**Goal**
For each statement about the derivative excerpt below, answer yes or no on whether it agrees with the text, and quote the words that decide it. (a) The derivative becomes zero when $R_I = R_L$, as was seen empirically earlier. (b) The derivative is also zero at some other value, even when $V$ is not zero. (c) The physical meaning of this result is obvious.

**Extract provided**
Plp = Pl.diff(Rl)   # P_L'
Plp, Plp.simplify(), Pl_concrete.diff().simplify()

Out[54]:

$$\left ( - \frac{2 R_{L} V^{2}}{\left(R_{I} + R_{L}\right)^{3}} + \frac{V^{2}}{\left(R_{I} + R_{L}\right)^{2}}, \quad \frac{V^{2} \left(R_{I} - R_{L}\right)}{\left(R_{I} + R_{L}\right)^{3}}, \quad \frac{- 144 R_{L} + 331.2}{\left(R_{L} + 2.3\right)^{3}}\right )$$

Now, we can see that the derivative has a factor of $R_I - R_L$, so clearly it will be zero when $R_I = R_L$ as we saw empirically above; and nowhere else, unless of course $V = 0$. but it's not at all obvious where that comes from or what it means physically!

**Given records**
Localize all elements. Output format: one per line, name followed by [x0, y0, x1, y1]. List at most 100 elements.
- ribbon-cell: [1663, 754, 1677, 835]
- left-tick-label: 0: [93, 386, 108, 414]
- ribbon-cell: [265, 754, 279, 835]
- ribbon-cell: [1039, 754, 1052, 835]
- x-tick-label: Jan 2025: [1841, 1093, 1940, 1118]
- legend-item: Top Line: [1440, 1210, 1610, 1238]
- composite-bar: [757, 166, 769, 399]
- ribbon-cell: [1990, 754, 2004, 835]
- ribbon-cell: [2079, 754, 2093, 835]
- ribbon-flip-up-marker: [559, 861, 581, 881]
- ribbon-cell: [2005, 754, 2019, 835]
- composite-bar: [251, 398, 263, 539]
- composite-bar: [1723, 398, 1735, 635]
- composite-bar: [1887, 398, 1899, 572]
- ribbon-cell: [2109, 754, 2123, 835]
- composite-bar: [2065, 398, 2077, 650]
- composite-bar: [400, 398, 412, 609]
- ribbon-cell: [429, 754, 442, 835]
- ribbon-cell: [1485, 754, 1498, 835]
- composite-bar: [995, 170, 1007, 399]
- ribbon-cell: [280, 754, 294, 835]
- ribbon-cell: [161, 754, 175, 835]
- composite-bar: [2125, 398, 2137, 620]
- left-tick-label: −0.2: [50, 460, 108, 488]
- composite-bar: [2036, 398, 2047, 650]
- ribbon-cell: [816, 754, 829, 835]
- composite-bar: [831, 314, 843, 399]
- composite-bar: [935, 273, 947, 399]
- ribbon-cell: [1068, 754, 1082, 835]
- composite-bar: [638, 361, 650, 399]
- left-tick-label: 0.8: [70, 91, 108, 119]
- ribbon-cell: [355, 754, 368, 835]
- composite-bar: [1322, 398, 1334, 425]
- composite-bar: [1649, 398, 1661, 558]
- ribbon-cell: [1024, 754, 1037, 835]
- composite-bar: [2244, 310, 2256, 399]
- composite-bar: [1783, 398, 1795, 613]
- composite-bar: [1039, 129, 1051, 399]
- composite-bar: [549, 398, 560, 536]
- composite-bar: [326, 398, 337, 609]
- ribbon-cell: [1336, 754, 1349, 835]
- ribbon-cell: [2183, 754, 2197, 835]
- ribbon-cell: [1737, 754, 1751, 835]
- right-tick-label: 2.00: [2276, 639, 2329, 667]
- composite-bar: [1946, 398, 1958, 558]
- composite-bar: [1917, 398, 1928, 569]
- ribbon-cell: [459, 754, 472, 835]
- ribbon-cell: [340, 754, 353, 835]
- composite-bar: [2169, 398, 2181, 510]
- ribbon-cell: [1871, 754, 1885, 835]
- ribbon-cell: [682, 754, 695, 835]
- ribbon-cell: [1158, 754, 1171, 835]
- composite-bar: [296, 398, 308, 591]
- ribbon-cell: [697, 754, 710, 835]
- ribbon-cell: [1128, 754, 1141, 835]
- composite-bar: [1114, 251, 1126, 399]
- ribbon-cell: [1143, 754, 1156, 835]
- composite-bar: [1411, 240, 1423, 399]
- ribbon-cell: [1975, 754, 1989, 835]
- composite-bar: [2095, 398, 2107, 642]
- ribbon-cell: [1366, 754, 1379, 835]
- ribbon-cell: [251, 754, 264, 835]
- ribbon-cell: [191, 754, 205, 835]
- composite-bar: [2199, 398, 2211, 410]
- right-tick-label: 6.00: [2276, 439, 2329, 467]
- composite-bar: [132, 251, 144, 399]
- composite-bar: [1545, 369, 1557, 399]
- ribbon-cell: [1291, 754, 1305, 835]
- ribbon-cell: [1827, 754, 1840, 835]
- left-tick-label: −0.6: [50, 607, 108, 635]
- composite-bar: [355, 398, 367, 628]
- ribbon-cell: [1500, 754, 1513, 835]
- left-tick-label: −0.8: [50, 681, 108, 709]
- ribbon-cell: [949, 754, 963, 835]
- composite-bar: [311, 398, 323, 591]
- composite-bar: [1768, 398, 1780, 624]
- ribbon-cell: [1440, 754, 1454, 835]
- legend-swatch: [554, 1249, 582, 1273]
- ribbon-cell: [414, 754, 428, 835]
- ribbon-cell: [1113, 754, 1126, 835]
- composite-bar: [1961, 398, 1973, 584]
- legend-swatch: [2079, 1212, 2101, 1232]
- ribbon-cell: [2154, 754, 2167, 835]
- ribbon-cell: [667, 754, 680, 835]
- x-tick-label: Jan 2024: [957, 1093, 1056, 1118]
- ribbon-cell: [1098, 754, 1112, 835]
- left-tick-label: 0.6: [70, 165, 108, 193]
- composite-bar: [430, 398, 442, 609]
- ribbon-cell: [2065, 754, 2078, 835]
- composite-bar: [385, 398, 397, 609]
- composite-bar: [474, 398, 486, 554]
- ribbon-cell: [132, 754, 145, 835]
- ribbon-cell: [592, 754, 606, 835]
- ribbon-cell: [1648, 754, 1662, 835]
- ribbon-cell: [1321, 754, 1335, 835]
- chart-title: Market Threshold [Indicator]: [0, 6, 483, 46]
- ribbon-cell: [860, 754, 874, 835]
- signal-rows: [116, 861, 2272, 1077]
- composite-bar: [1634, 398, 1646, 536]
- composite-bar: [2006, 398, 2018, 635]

**Answer below**
(a) Yes: "so clearly it will be zero when $R_I = R_L$ as we saw empirically above"
(b) No: "and nowhere else, unless of course $V = 0$"
(c) No: "it's not at all obvious where that comes from or what it means physically!"